■ What you should do
Repeat the records in full and exactly, omitting pictures.

[Data entries]
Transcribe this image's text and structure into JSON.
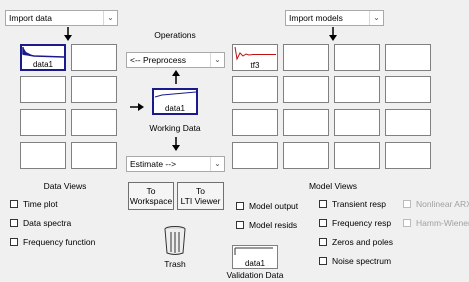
{
  "data_panel": {
    "import_data": "Import data",
    "slot1_label": "data1",
    "section_title": "Data Views",
    "views": [
      "Time plot",
      "Data spectra",
      "Frequency function"
    ]
  },
  "operations": {
    "title": "Operations",
    "preprocess": "<-- Preprocess",
    "working_label": "data1",
    "working_caption": "Working Data",
    "estimate": "Estimate -->",
    "to_workspace": "To Workspace",
    "to_workspace_l1": "To",
    "to_workspace_l2": "Workspace",
    "to_lti_l1": "To",
    "to_lti_l2": "LTI Viewer",
    "trash": "Trash",
    "validation_label": "data1",
    "validation_caption": "Validation Data"
  },
  "model_panel": {
    "import_models": "Import models",
    "slot1_label": "tf3",
    "section_title": "Model Views",
    "views_col1": [
      "Model output",
      "Model resids"
    ],
    "views_col2": [
      "Transient resp",
      "Frequency resp",
      "Zeros and poles",
      "Noise spectrum"
    ],
    "views_col3": [
      "Nonlinear ARX",
      "Hamm-Wiener"
    ]
  },
  "colors": {
    "data_blue": "#1a1a8c",
    "model_red": "#c01010"
  }
}
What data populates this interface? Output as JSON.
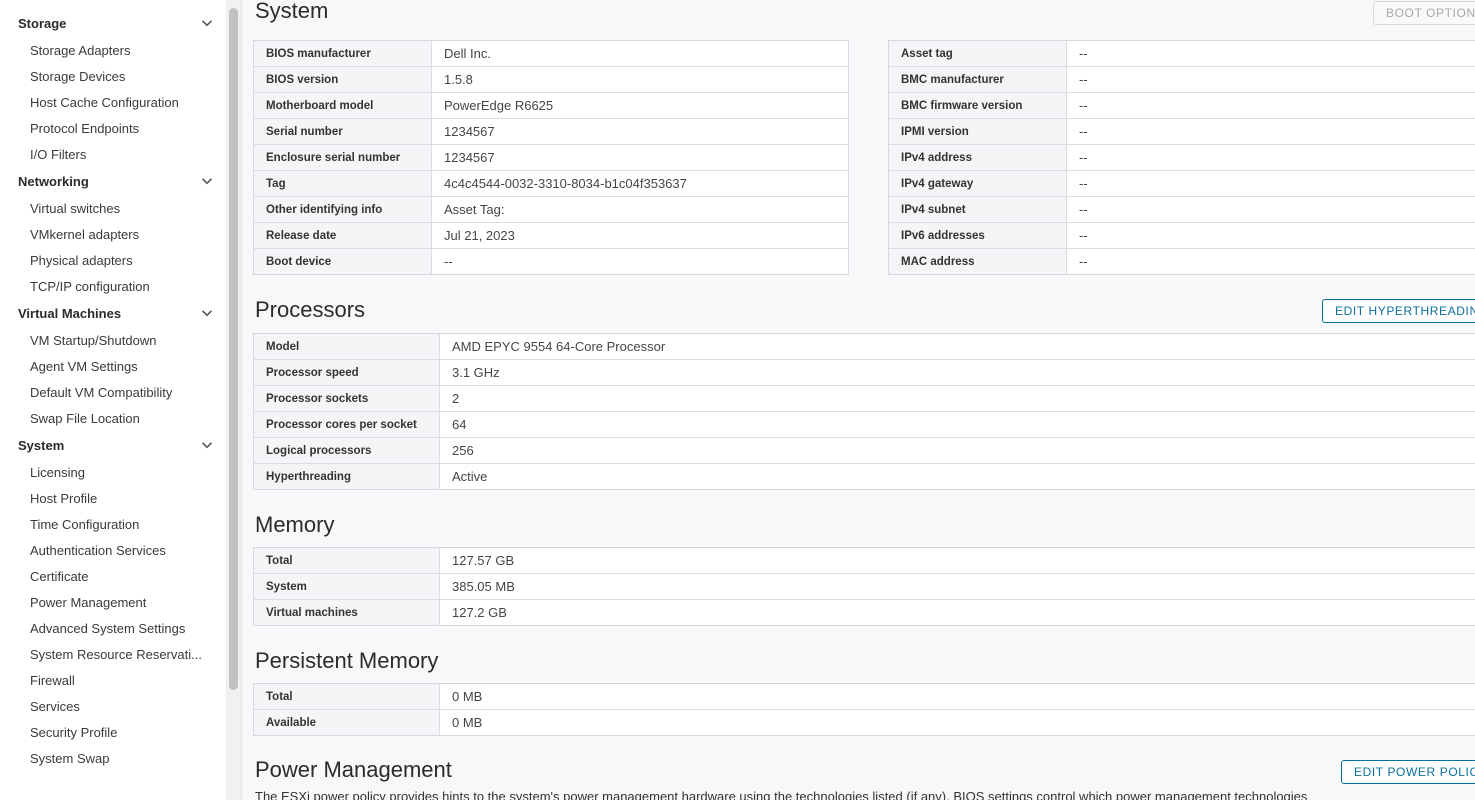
{
  "sidebar": {
    "groups": [
      {
        "label": "Storage",
        "items": [
          "Storage Adapters",
          "Storage Devices",
          "Host Cache Configuration",
          "Protocol Endpoints",
          "I/O Filters"
        ]
      },
      {
        "label": "Networking",
        "items": [
          "Virtual switches",
          "VMkernel adapters",
          "Physical adapters",
          "TCP/IP configuration"
        ]
      },
      {
        "label": "Virtual Machines",
        "items": [
          "VM Startup/Shutdown",
          "Agent VM Settings",
          "Default VM Compatibility",
          "Swap File Location"
        ]
      },
      {
        "label": "System",
        "items": [
          "Licensing",
          "Host Profile",
          "Time Configuration",
          "Authentication Services",
          "Certificate",
          "Power Management",
          "Advanced System Settings",
          "System Resource Reservati...",
          "Firewall",
          "Services",
          "Security Profile",
          "System Swap"
        ]
      }
    ]
  },
  "system": {
    "title": "System",
    "boot_options_label": "BOOT OPTIONS",
    "left_rows": [
      {
        "k": "BIOS manufacturer",
        "v": "Dell Inc."
      },
      {
        "k": "BIOS version",
        "v": "1.5.8"
      },
      {
        "k": "Motherboard model",
        "v": "PowerEdge R6625"
      },
      {
        "k": "Serial number",
        "v": "1234567"
      },
      {
        "k": "Enclosure serial number",
        "v": "1234567"
      },
      {
        "k": "Tag",
        "v": "4c4c4544-0032-3310-8034-b1c04f353637"
      },
      {
        "k": "Other identifying info",
        "v": "Asset Tag:"
      },
      {
        "k": "Release date",
        "v": "Jul 21, 2023"
      },
      {
        "k": "Boot device",
        "v": "--"
      }
    ],
    "right_rows": [
      {
        "k": "Asset tag",
        "v": "--"
      },
      {
        "k": "BMC manufacturer",
        "v": "--"
      },
      {
        "k": "BMC firmware version",
        "v": "--"
      },
      {
        "k": "IPMI version",
        "v": "--"
      },
      {
        "k": "IPv4 address",
        "v": "--"
      },
      {
        "k": "IPv4 gateway",
        "v": "--"
      },
      {
        "k": "IPv4 subnet",
        "v": "--"
      },
      {
        "k": "IPv6 addresses",
        "v": "--"
      },
      {
        "k": "MAC address",
        "v": "--"
      }
    ]
  },
  "processors": {
    "title": "Processors",
    "edit_label": "EDIT HYPERTHREADING",
    "rows": [
      {
        "k": "Model",
        "v": "AMD EPYC 9554 64-Core Processor"
      },
      {
        "k": "Processor speed",
        "v": "3.1 GHz"
      },
      {
        "k": "Processor sockets",
        "v": "2"
      },
      {
        "k": "Processor cores per socket",
        "v": "64"
      },
      {
        "k": "Logical processors",
        "v": "256"
      },
      {
        "k": "Hyperthreading",
        "v": "Active"
      }
    ]
  },
  "memory": {
    "title": "Memory",
    "rows": [
      {
        "k": "Total",
        "v": "127.57 GB"
      },
      {
        "k": "System",
        "v": "385.05 MB"
      },
      {
        "k": "Virtual machines",
        "v": "127.2 GB"
      }
    ]
  },
  "persistent_memory": {
    "title": "Persistent Memory",
    "rows": [
      {
        "k": "Total",
        "v": "0 MB"
      },
      {
        "k": "Available",
        "v": "0 MB"
      }
    ]
  },
  "power_management": {
    "title": "Power Management",
    "edit_label": "EDIT POWER POLICY",
    "description": "The ESXi power policy provides hints to the system's power management hardware using the technologies listed (if any). BIOS settings control which power management technologies"
  }
}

■ Answer to this problem
Transcribe this image's text and structure into JSON.
{
  "data_panel": {
    "import_data": "Import data",
    "slot1_label": "data1",
    "section_title": "Data Views",
    "views": [
      "Time plot",
      "Data spectra",
      "Frequency function"
    ]
  },
  "operations": {
    "title": "Operations",
    "preprocess": "<-- Preprocess",
    "working_label": "data1",
    "working_caption": "Working Data",
    "estimate": "Estimate -->",
    "to_workspace": "To Workspace",
    "to_workspace_l1": "To",
    "to_workspace_l2": "Workspace",
    "to_lti_l1": "To",
    "to_lti_l2": "LTI Viewer",
    "trash": "Trash",
    "validation_label": "data1",
    "validation_caption": "Validation Data"
  },
  "model_panel": {
    "import_models": "Import models",
    "slot1_label": "tf3",
    "section_title": "Model Views",
    "views_col1": [
      "Model output",
      "Model resids"
    ],
    "views_col2": [
      "Transient resp",
      "Frequency resp",
      "Zeros and poles",
      "Noise spectrum"
    ],
    "views_col3": [
      "Nonlinear ARX",
      "Hamm-Wiener"
    ]
  },
  "colors": {
    "data_blue": "#1a1a8c",
    "model_red": "#c01010"
  }
}
What data populates this interface? Output as JSON.
{
  "sidebar": {
    "groups": [
      {
        "label": "Storage",
        "items": [
          "Storage Adapters",
          "Storage Devices",
          "Host Cache Configuration",
          "Protocol Endpoints",
          "I/O Filters"
        ]
      },
      {
        "label": "Networking",
        "items": [
          "Virtual switches",
          "VMkernel adapters",
          "Physical adapters",
          "TCP/IP configuration"
        ]
      },
      {
        "label": "Virtual Machines",
        "items": [
          "VM Startup/Shutdown",
          "Agent VM Settings",
          "Default VM Compatibility",
          "Swap File Location"
        ]
      },
      {
        "label": "System",
        "items": [
          "Licensing",
          "Host Profile",
          "Time Configuration",
          "Authentication Services",
          "Certificate",
          "Power Management",
          "Advanced System Settings",
          "System Resource Reservati...",
          "Firewall",
          "Services",
          "Security Profile",
          "System Swap"
        ]
      }
    ]
  },
  "system": {
    "title": "System",
    "boot_options_label": "BOOT OPTIONS",
    "left_rows": [
      {
        "k": "BIOS manufacturer",
        "v": "Dell Inc."
      },
      {
        "k": "BIOS version",
        "v": "1.5.8"
      },
      {
        "k": "Motherboard model",
        "v": "PowerEdge R6625"
      },
      {
        "k": "Serial number",
        "v": "1234567"
      },
      {
        "k": "Enclosure serial number",
        "v": "1234567"
      },
      {
        "k": "Tag",
        "v": "4c4c4544-0032-3310-8034-b1c04f353637"
      },
      {
        "k": "Other identifying info",
        "v": "Asset Tag:"
      },
      {
        "k": "Release date",
        "v": "Jul 21, 2023"
      },
      {
        "k": "Boot device",
        "v": "--"
      }
    ],
    "right_rows": [
      {
        "k": "Asset tag",
        "v": "--"
      },
      {
        "k": "BMC manufacturer",
        "v": "--"
      },
      {
        "k": "BMC firmware version",
        "v": "--"
      },
      {
        "k": "IPMI version",
        "v": "--"
      },
      {
        "k": "IPv4 address",
        "v": "--"
      },
      {
        "k": "IPv4 gateway",
        "v": "--"
      },
      {
        "k": "IPv4 subnet",
        "v": "--"
      },
      {
        "k": "IPv6 addresses",
        "v": "--"
      },
      {
        "k": "MAC address",
        "v": "--"
      }
    ]
  },
  "processors": {
    "title": "Processors",
    "edit_label": "EDIT HYPERTHREADING",
    "rows": [
      {
        "k": "Model",
        "v": "AMD EPYC 9554 64-Core Processor"
      },
      {
        "k": "Processor speed",
        "v": "3.1 GHz"
      },
      {
        "k": "Processor sockets",
        "v": "2"
      },
      {
        "k": "Processor cores per socket",
        "v": "64"
      },
      {
        "k": "Logical processors",
        "v": "256"
      },
      {
        "k": "Hyperthreading",
        "v": "Active"
      }
    ]
  },
  "memory": {
    "title": "Memory",
    "rows": [
      {
        "k": "Total",
        "v": "127.57 GB"
      },
      {
        "k": "System",
        "v": "385.05 MB"
      },
      {
        "k": "Virtual machines",
        "v": "127.2 GB"
      }
    ]
  },
  "persistent_memory": {
    "title": "Persistent Memory",
    "rows": [
      {
        "k": "Total",
        "v": "0 MB"
      },
      {
        "k": "Available",
        "v": "0 MB"
      }
    ]
  },
  "power_management": {
    "title": "Power Management",
    "edit_label": "EDIT POWER POLICY",
    "description": "The ESXi power policy provides hints to the system's power management hardware using the technologies listed (if any). BIOS settings control which power management technologies"
  }
}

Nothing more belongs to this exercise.